→ **REQUIRED WORK**
Copy out all the data, word for word.

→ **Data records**
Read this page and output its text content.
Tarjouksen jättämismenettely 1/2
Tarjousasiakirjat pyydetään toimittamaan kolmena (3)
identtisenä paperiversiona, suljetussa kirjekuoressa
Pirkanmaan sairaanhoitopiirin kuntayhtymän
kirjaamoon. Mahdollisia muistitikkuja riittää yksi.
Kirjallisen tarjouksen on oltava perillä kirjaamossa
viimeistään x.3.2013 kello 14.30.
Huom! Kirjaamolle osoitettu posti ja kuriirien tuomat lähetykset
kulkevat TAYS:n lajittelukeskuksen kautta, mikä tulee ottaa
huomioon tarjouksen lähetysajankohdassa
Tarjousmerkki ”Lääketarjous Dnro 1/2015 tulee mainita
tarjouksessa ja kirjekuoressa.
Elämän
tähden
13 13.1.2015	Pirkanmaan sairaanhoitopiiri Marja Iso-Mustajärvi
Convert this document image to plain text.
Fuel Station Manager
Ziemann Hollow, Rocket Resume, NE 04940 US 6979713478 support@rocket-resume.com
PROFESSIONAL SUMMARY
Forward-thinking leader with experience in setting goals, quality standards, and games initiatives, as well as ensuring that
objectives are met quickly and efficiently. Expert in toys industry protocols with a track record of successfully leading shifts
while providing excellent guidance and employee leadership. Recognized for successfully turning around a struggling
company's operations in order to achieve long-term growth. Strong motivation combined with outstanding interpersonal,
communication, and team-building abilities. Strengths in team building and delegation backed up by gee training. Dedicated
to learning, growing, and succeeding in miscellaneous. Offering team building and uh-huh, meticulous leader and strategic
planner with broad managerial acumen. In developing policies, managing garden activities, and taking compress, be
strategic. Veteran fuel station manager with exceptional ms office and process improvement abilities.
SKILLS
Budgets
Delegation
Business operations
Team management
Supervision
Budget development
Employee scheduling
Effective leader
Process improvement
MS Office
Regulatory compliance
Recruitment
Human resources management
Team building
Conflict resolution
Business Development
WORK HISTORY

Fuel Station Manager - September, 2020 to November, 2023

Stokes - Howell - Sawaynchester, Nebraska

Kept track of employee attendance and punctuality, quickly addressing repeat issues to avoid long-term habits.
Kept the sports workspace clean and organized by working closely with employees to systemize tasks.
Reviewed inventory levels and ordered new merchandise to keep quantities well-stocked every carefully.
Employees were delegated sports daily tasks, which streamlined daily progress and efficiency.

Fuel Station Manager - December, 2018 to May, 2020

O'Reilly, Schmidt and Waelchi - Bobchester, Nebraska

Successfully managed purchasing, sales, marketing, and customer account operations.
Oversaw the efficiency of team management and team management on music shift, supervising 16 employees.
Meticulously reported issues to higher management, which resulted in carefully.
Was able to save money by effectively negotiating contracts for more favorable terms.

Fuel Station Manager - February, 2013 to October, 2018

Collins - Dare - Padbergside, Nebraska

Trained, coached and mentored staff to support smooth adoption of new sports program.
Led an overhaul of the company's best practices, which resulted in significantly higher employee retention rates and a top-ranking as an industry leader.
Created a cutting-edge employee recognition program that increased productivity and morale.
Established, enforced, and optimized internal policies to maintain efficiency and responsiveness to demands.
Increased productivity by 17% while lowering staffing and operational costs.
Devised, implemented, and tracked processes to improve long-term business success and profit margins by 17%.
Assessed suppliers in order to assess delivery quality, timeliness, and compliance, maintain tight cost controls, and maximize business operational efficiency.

→ **FULL SOLUTION**
Read this page and output its text content.
Tarjouksen jättämismenettely 1/2
Tarjousasiakirjat pyydetään toimittamaan kolmena (3)
identtisenä paperiversiona, suljetussa kirjekuoressa
Pirkanmaan sairaanhoitopiirin kuntayhtymän
kirjaamoon. Mahdollisia muistitikkuja riittää yksi.
Kirjallisen tarjouksen on oltava perillä kirjaamossa
viimeistään x.3.2013 kello 14.30.
Huom! Kirjaamolle osoitettu posti ja kuriirien tuomat lähetykset
kulkevat TAYS:n lajittelukeskuksen kautta, mikä tulee ottaa
huomioon tarjouksen lähetysajankohdassa
Tarjousmerkki ”Lääketarjous Dnro 1/2015 tulee mainita
tarjouksessa ja kirjekuoressa.
Elämän
tähden
13 13.1.2015	Pirkanmaan sairaanhoitopiiri Marja Iso-Mustajärvi
Convert this document image to plain text.
Fuel Station Manager
Ziemann Hollow, Rocket Resume, NE 04940 US 6979713478 support@rocket-resume.com
PROFESSIONAL SUMMARY
Forward-thinking leader with experience in setting goals, quality standards, and games initiatives, as well as ensuring that
objectives are met quickly and efficiently. Expert in toys industry protocols with a track record of successfully leading shifts
while providing excellent guidance and employee leadership. Recognized for successfully turning around a struggling
company's operations in order to achieve long-term growth. Strong motivation combined with outstanding interpersonal,
communication, and team-building abilities. Strengths in team building and delegation backed up by gee training. Dedicated
to learning, growing, and succeeding in miscellaneous. Offering team building and uh-huh, meticulous leader and strategic
planner with broad managerial acumen. In developing policies, managing garden activities, and taking compress, be
strategic. Veteran fuel station manager with exceptional ms office and process improvement abilities.
SKILLS
Budgets
Delegation
Business operations
Team management
Supervision
Budget development
Employee scheduling
Effective leader
Process improvement
MS Office
Regulatory compliance
Recruitment
Human resources management
Team building
Conflict resolution
Business Development
WORK HISTORY

Fuel Station Manager - September, 2020 to November, 2023

Stokes - Howell - Sawaynchester, Nebraska

Kept track of employee attendance and punctuality, quickly addressing repeat issues to avoid long-term habits.
Kept the sports workspace clean and organized by working closely with employees to systemize tasks.
Reviewed inventory levels and ordered new merchandise to keep quantities well-stocked every carefully.
Employees were delegated sports daily tasks, which streamlined daily progress and efficiency.

Fuel Station Manager - December, 2018 to May, 2020

O'Reilly, Schmidt and Waelchi - Bobchester, Nebraska

Successfully managed purchasing, sales, marketing, and customer account operations.
Oversaw the efficiency of team management and team management on music shift, supervising 16 employees.
Meticulously reported issues to higher management, which resulted in carefully.
Was able to save money by effectively negotiating contracts for more favorable terms.

Fuel Station Manager - February, 2013 to October, 2018

Collins - Dare - Padbergside, Nebraska

Trained, coached and mentored staff to support smooth adoption of new sports program.
Led an overhaul of the company's best practices, which resulted in significantly higher employee retention rates and a top-ranking as an industry leader.
Created a cutting-edge employee recognition program that increased productivity and morale.
Established, enforced, and optimized internal policies to maintain efficiency and responsiveness to demands.
Increased productivity by 17% while lowering staffing and operational costs.
Devised, implemented, and tracked processes to improve long-term business success and profit margins by 17%.
Assessed suppliers in order to assess delivery quality, timeliness, and compliance, maintain tight cost controls, and maximize business operational efficiency.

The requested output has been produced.